- Supplied material
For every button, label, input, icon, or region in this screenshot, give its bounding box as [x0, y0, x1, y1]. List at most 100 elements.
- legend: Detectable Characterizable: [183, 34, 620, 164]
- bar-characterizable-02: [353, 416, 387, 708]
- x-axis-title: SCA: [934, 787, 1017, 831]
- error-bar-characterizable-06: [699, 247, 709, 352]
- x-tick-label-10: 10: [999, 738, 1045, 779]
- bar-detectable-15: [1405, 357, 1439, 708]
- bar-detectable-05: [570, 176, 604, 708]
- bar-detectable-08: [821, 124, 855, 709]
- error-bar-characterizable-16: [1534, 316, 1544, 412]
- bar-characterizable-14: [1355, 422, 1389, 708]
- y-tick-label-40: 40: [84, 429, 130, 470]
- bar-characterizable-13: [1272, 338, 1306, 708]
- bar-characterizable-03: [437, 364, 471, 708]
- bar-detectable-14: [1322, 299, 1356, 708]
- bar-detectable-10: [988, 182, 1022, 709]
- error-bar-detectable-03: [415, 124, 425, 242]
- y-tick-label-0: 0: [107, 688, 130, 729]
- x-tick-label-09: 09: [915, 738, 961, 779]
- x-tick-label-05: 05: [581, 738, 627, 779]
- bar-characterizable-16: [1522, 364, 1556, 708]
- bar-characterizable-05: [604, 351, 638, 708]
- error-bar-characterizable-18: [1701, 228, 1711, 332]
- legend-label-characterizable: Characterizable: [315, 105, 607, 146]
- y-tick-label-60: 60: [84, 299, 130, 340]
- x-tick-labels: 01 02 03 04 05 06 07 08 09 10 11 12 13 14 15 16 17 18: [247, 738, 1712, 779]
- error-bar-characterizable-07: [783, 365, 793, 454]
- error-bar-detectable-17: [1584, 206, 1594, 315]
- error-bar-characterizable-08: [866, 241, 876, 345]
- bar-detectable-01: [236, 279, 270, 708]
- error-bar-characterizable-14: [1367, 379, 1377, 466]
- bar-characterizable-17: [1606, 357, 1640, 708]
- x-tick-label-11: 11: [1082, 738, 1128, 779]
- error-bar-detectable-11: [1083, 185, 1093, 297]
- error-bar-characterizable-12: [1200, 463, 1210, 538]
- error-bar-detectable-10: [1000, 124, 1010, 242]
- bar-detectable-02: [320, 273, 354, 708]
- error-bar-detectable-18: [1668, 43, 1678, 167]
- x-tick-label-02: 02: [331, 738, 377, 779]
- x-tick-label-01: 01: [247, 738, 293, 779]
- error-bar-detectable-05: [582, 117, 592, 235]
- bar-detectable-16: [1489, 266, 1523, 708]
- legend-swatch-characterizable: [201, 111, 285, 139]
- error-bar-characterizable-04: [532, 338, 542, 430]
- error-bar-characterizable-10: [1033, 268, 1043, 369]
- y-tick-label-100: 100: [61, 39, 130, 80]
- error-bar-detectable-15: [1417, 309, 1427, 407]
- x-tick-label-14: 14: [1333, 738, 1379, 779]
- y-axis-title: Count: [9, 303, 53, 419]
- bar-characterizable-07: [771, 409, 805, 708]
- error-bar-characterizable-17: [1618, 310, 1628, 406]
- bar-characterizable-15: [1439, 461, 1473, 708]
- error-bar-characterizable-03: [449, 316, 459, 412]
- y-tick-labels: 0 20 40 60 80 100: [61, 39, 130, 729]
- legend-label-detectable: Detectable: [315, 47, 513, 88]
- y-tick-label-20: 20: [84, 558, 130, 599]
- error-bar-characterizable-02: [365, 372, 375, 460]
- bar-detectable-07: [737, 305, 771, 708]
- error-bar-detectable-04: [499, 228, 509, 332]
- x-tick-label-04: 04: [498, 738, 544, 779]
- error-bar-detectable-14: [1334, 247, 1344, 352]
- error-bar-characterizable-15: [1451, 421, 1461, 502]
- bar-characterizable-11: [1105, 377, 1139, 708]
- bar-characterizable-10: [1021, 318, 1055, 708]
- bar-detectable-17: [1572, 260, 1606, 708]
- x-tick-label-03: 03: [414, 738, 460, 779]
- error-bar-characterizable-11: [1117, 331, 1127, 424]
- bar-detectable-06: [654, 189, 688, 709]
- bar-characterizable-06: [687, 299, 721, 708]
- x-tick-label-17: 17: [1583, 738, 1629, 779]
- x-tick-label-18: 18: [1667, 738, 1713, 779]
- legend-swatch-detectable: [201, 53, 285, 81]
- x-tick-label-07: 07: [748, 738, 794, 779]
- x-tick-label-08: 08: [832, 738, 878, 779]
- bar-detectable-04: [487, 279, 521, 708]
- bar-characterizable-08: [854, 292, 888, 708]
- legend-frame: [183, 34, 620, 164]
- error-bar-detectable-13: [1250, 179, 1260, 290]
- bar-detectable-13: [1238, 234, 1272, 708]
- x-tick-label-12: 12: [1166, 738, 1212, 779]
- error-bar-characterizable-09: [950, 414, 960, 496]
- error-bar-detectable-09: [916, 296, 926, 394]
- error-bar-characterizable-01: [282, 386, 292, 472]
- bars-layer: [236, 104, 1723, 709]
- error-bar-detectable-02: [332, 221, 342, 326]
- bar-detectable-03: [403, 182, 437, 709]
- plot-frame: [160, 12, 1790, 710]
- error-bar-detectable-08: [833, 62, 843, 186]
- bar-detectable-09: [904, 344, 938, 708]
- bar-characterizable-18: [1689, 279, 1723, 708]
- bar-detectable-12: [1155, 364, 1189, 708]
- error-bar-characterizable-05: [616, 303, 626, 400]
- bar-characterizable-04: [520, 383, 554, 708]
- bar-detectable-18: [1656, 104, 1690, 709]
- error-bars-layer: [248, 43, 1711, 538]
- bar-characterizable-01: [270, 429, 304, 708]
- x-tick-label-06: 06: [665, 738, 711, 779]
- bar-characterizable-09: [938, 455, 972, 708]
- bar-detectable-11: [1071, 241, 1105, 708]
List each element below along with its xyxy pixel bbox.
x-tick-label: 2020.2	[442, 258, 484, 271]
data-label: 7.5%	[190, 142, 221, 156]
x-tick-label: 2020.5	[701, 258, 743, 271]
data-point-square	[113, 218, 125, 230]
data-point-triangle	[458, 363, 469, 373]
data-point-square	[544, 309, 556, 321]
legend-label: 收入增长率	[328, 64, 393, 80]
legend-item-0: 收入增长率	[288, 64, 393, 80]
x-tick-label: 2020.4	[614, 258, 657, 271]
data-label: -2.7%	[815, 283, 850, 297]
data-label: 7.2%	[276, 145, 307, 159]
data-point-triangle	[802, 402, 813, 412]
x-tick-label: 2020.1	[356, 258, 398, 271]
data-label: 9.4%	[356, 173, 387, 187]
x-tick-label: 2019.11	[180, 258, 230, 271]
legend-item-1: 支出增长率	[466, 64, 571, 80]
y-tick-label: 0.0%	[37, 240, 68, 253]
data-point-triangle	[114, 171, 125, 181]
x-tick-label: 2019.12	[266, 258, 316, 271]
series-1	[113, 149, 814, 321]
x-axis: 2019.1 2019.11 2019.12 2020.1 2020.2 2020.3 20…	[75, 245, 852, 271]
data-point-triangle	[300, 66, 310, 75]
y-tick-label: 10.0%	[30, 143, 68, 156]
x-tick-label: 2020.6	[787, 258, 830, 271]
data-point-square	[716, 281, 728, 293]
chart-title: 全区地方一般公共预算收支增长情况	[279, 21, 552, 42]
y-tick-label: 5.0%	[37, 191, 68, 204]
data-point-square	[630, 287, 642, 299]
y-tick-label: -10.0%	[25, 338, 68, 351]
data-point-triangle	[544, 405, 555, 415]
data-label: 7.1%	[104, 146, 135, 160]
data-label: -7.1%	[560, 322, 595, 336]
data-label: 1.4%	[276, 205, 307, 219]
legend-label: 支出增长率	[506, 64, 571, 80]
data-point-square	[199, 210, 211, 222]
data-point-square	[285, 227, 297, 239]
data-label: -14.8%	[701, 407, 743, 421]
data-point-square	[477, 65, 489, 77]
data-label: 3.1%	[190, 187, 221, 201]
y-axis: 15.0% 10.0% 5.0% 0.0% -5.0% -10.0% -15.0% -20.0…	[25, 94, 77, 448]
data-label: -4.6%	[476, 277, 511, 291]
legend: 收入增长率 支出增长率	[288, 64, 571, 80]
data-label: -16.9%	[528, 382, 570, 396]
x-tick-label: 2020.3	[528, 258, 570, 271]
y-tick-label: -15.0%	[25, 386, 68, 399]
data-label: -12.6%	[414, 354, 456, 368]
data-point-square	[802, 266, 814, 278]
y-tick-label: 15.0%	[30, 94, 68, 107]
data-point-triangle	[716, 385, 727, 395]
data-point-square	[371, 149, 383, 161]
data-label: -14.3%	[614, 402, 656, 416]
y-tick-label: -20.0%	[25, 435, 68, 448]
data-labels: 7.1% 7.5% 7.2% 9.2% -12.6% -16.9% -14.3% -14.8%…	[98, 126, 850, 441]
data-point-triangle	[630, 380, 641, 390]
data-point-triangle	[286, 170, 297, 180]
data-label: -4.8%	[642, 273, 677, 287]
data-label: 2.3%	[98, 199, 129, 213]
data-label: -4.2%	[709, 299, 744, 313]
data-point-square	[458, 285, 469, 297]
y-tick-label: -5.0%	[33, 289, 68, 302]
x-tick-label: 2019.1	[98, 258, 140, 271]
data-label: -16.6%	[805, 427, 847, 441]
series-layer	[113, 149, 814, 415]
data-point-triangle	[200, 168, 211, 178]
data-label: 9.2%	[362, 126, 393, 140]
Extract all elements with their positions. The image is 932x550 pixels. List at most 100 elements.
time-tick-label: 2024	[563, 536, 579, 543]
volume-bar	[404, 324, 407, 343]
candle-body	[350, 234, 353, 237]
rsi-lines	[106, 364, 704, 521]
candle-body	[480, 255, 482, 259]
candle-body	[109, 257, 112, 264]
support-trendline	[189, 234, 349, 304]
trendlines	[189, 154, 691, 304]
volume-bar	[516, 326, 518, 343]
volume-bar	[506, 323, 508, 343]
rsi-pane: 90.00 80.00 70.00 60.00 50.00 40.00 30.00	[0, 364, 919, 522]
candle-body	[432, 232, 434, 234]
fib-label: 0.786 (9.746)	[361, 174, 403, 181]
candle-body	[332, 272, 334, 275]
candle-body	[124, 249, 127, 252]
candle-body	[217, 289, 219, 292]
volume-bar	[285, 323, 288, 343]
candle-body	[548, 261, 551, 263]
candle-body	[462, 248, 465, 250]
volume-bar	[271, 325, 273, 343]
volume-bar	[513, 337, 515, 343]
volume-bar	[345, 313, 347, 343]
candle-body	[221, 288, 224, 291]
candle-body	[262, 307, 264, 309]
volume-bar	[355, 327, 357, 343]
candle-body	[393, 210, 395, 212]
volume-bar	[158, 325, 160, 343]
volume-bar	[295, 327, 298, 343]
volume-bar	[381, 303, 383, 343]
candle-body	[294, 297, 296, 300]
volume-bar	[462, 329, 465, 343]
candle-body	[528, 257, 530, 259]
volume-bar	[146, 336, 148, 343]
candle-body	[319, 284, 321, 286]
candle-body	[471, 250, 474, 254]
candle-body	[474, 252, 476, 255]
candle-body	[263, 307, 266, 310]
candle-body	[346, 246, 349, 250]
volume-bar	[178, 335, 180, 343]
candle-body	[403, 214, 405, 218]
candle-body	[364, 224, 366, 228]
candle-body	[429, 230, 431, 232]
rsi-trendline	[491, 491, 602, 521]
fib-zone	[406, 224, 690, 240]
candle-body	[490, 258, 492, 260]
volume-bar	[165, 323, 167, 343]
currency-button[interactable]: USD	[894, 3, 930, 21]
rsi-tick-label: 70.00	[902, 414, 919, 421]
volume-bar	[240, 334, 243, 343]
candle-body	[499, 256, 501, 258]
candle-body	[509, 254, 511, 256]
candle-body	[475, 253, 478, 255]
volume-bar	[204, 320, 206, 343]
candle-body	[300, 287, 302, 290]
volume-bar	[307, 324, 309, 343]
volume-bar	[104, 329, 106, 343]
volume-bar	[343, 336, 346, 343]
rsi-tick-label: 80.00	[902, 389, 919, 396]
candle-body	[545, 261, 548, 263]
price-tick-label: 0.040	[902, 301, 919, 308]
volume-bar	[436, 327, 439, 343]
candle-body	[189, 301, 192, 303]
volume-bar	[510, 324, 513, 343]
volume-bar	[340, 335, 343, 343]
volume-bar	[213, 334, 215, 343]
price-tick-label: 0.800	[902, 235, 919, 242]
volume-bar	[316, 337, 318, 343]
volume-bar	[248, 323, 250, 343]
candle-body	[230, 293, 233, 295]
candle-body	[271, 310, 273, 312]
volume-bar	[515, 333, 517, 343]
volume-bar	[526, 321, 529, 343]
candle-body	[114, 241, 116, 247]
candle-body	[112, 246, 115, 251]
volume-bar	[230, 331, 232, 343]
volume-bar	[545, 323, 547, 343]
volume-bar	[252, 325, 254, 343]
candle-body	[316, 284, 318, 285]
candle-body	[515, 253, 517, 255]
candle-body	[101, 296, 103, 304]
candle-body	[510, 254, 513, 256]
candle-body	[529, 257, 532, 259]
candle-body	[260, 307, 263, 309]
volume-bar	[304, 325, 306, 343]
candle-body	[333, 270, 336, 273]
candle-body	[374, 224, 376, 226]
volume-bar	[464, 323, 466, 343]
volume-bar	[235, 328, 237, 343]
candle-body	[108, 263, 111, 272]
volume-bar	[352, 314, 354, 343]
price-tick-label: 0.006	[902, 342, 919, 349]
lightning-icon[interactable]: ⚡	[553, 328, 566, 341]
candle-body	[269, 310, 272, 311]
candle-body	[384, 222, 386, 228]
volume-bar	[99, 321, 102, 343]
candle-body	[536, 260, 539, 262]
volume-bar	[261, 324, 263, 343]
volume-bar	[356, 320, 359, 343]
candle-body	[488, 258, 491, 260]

- Given task
Copy the data verbatim, starting with its first line and ending after the line that contains "- error-bar-characterizable-14: [1367, 379, 1377, 466]".

- Solution to this exercise
For every button, label, input, icon, or region in this screenshot, give its bounding box as [x0, y0, x1, y1]. List at most 100 elements.
- legend: Detectable Characterizable: [183, 34, 620, 164]
- bar-characterizable-02: [353, 416, 387, 708]
- x-axis-title: SCA: [934, 787, 1017, 831]
- error-bar-characterizable-06: [699, 247, 709, 352]
- x-tick-label-10: 10: [999, 738, 1045, 779]
- bar-detectable-15: [1405, 357, 1439, 708]
- bar-detectable-05: [570, 176, 604, 708]
- bar-detectable-08: [821, 124, 855, 709]
- error-bar-characterizable-16: [1534, 316, 1544, 412]
- bar-characterizable-14: [1355, 422, 1389, 708]
- y-tick-label-40: 40: [84, 429, 130, 470]
- bar-characterizable-13: [1272, 338, 1306, 708]
- bar-characterizable-03: [437, 364, 471, 708]
- bar-detectable-14: [1322, 299, 1356, 708]
- bar-detectable-10: [988, 182, 1022, 709]
- error-bar-detectable-03: [415, 124, 425, 242]
- y-tick-label-0: 0: [107, 688, 130, 729]
- x-tick-label-09: 09: [915, 738, 961, 779]
- x-tick-label-05: 05: [581, 738, 627, 779]
- bar-characterizable-16: [1522, 364, 1556, 708]
- bar-characterizable-05: [604, 351, 638, 708]
- error-bar-characterizable-18: [1701, 228, 1711, 332]
- legend-label-characterizable: Characterizable: [315, 105, 607, 146]
- y-tick-label-60: 60: [84, 299, 130, 340]
- x-tick-labels: 01 02 03 04 05 06 07 08 09 10 11 12 13 14 15 16 17 18: [247, 738, 1712, 779]
- error-bar-characterizable-07: [783, 365, 793, 454]
- error-bar-detectable-17: [1584, 206, 1594, 315]
- error-bar-characterizable-08: [866, 241, 876, 345]
- bar-detectable-01: [236, 279, 270, 708]
- error-bar-characterizable-14: [1367, 379, 1377, 466]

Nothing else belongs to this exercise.